── GIVEN ENTRIES ──

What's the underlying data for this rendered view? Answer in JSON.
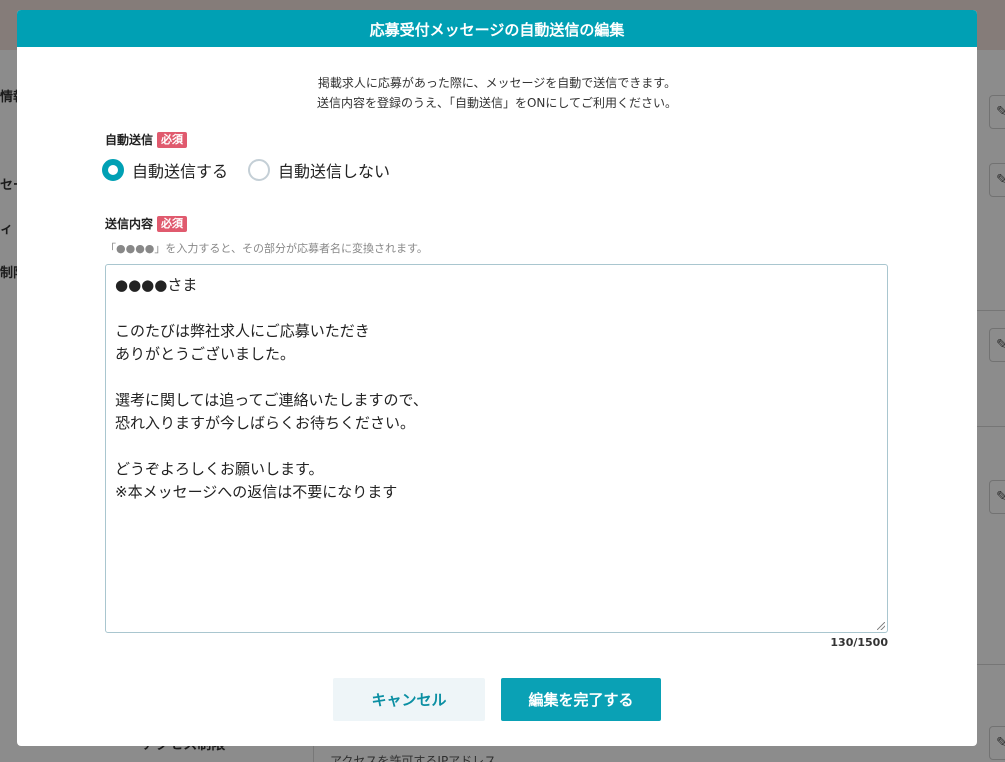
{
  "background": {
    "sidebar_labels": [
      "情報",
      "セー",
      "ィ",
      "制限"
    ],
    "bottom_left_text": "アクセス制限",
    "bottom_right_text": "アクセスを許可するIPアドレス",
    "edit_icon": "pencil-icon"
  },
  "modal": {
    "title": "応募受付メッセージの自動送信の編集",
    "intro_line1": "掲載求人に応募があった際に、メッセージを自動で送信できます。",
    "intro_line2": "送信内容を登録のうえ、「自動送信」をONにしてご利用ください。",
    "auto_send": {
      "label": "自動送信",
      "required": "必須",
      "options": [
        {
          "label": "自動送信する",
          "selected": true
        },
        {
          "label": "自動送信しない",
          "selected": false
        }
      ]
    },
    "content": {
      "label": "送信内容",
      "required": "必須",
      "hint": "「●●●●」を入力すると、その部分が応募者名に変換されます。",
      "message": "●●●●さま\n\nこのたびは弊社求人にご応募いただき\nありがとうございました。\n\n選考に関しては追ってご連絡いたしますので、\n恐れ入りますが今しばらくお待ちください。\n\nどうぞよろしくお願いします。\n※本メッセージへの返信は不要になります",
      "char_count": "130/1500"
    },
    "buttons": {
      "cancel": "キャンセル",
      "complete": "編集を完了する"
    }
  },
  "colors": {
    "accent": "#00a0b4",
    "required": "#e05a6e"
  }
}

───
── GIVEN ENTRIES ──

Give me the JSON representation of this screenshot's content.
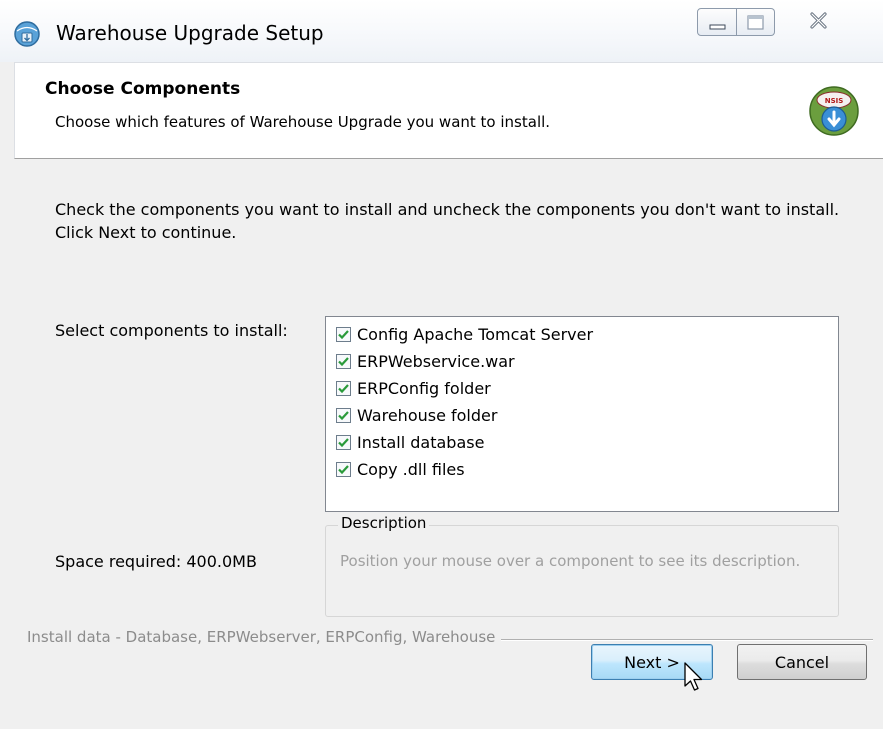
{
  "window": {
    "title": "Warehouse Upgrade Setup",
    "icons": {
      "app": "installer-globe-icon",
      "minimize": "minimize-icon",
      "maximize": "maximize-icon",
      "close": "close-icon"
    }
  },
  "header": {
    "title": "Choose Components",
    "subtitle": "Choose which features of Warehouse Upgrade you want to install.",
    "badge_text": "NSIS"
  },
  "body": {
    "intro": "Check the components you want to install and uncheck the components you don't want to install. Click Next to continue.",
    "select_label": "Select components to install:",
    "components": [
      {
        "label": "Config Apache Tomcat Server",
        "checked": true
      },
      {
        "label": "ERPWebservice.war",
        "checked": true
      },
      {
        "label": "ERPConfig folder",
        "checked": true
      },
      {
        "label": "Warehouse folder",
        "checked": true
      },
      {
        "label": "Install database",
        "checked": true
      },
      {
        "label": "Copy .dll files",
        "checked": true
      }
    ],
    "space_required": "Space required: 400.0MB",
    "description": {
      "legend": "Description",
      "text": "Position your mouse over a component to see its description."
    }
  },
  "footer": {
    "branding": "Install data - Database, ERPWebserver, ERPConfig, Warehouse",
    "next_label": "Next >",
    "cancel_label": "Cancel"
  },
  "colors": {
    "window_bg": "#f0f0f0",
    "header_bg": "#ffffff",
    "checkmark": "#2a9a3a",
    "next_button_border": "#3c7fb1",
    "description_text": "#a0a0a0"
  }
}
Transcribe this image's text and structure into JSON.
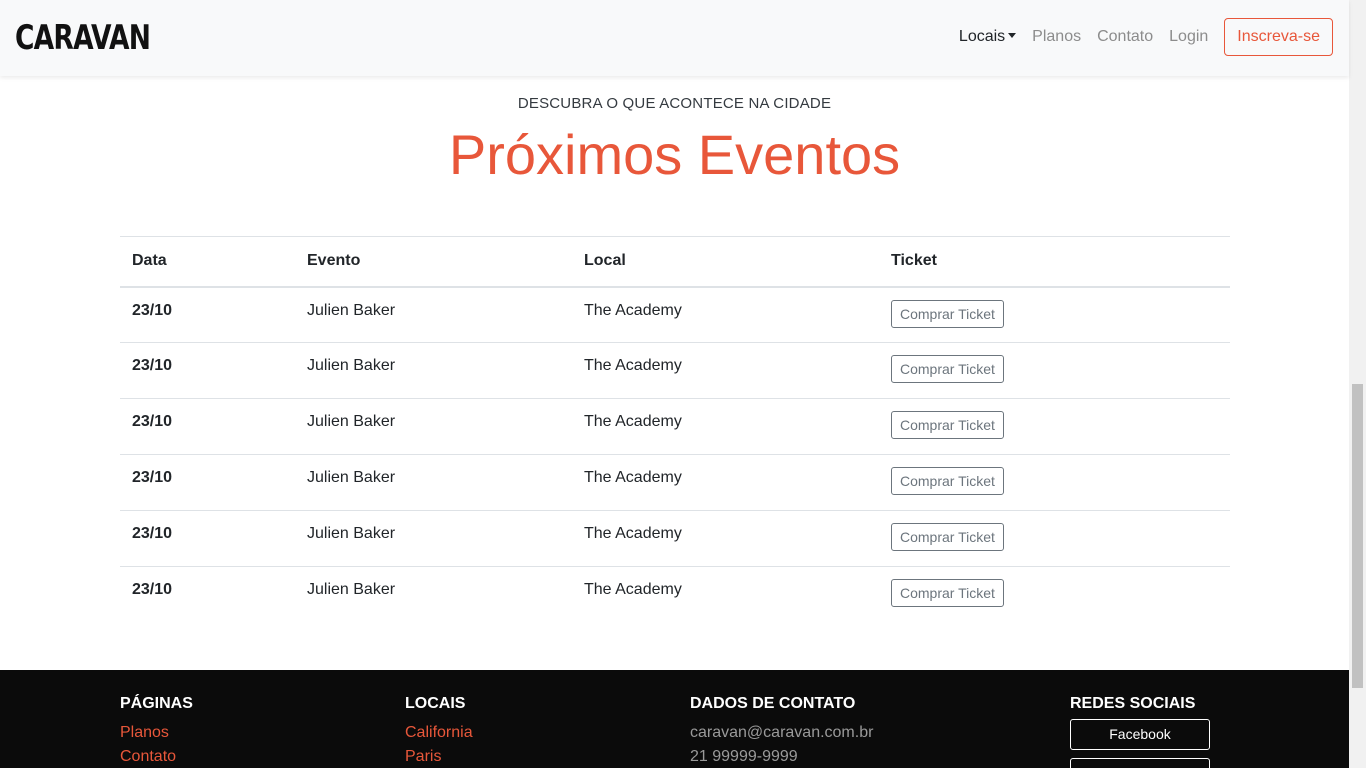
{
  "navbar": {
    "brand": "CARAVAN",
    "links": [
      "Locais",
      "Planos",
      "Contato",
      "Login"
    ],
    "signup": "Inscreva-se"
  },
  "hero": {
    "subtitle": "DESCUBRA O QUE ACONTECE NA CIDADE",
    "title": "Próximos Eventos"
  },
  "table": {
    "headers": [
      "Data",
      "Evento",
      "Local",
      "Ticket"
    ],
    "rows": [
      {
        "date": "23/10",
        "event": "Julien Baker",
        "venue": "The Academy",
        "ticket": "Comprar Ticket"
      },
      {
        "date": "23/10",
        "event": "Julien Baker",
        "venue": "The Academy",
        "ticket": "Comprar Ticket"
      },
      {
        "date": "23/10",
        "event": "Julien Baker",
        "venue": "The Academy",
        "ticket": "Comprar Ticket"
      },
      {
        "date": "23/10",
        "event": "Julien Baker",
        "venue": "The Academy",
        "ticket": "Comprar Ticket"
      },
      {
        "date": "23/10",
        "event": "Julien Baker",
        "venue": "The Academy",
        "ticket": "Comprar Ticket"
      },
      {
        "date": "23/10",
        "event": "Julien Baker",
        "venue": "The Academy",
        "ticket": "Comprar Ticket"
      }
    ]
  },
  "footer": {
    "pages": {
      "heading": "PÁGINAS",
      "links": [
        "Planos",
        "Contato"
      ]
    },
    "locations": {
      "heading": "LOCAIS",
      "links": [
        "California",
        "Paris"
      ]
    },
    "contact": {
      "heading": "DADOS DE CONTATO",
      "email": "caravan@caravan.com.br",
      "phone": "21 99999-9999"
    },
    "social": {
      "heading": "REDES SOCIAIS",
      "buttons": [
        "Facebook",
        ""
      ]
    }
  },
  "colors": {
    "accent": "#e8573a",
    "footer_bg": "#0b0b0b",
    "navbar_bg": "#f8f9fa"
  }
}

───

**TASK DETAILS:**
Your answer should be a single number: the count of lines holding the word "subtitle".

**PROBLEM SOLUTION:**
2